* **Given entries**:
--
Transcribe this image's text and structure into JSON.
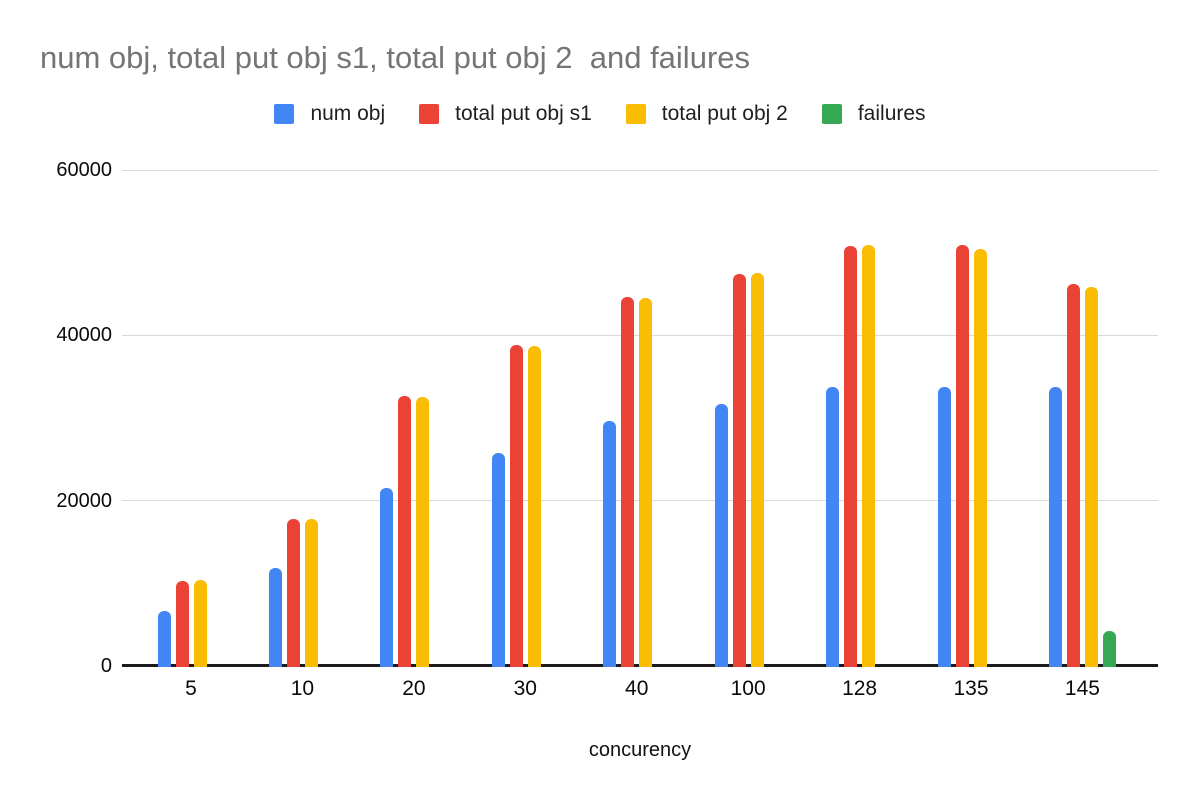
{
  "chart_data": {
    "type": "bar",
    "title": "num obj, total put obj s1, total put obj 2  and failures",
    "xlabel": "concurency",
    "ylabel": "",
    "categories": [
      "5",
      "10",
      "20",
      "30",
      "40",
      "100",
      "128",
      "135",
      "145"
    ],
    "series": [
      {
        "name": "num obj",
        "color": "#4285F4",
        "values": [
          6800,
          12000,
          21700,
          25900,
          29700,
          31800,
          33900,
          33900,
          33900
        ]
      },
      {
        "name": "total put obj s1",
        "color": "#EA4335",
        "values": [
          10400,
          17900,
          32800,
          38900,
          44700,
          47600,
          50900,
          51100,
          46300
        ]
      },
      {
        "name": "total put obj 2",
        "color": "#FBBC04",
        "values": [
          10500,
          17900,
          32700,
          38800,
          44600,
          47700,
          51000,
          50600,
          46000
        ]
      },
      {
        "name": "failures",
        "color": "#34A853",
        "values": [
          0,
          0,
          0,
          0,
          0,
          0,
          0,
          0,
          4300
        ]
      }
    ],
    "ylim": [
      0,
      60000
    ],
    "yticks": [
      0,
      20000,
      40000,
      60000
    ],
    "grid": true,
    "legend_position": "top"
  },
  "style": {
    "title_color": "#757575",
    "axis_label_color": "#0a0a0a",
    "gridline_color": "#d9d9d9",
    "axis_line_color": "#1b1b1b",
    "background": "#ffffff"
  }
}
--
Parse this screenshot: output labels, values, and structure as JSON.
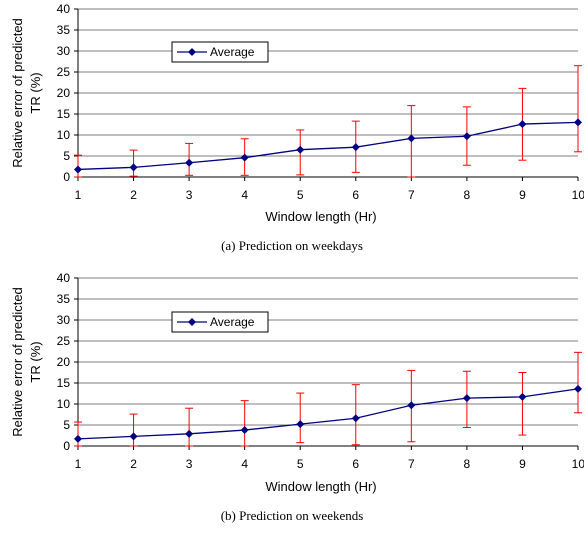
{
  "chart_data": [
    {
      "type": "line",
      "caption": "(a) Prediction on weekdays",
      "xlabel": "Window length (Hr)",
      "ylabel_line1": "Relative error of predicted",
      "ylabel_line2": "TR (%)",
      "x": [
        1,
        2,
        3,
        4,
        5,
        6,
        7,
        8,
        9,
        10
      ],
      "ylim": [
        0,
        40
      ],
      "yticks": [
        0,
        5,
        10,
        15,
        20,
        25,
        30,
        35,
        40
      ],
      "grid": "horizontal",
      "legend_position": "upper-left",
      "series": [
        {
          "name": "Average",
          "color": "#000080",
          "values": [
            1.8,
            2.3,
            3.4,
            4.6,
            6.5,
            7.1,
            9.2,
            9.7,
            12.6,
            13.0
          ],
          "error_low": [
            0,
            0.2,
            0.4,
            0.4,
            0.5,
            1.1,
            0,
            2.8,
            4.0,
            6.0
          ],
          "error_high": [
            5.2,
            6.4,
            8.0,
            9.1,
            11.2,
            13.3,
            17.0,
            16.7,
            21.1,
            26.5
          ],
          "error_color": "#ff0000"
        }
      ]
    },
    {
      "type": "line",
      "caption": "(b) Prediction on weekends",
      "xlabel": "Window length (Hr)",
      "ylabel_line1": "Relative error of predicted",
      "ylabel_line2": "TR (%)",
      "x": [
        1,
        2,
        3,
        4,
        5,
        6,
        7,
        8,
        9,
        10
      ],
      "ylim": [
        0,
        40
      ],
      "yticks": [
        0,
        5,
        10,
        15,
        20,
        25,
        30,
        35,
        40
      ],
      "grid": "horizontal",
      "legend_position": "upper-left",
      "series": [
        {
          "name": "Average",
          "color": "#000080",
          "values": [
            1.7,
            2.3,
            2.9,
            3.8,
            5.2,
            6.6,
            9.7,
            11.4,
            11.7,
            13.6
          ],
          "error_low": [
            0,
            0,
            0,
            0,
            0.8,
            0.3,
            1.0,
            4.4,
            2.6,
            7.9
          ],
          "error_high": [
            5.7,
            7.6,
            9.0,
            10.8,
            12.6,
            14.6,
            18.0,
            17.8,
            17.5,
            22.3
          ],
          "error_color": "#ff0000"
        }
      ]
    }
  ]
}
--
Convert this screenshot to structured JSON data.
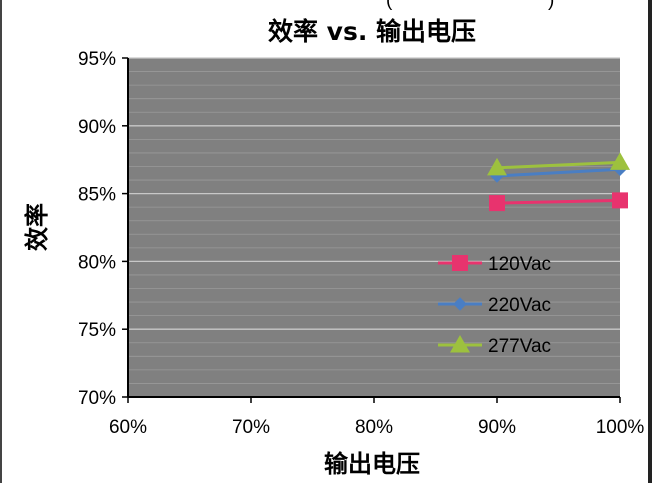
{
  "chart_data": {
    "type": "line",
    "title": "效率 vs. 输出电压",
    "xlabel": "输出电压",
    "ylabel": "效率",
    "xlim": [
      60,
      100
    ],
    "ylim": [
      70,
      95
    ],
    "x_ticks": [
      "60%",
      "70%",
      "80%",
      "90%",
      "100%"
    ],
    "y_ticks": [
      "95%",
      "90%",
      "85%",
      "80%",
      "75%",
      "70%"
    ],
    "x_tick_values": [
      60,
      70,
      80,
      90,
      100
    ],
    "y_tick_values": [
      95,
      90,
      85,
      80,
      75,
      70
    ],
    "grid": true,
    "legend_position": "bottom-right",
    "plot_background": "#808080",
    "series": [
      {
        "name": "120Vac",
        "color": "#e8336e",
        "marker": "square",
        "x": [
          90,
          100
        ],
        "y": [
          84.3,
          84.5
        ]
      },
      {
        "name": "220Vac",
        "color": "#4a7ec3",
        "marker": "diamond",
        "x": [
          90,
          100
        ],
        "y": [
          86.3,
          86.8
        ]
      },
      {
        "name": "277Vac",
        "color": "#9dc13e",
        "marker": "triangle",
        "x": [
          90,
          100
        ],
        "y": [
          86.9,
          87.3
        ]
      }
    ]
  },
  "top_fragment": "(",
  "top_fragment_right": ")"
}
--
* **What the task requires**: Count all lines of the data that include "screenshot". The answer is the number alone.

* **Result for this exercise**: 2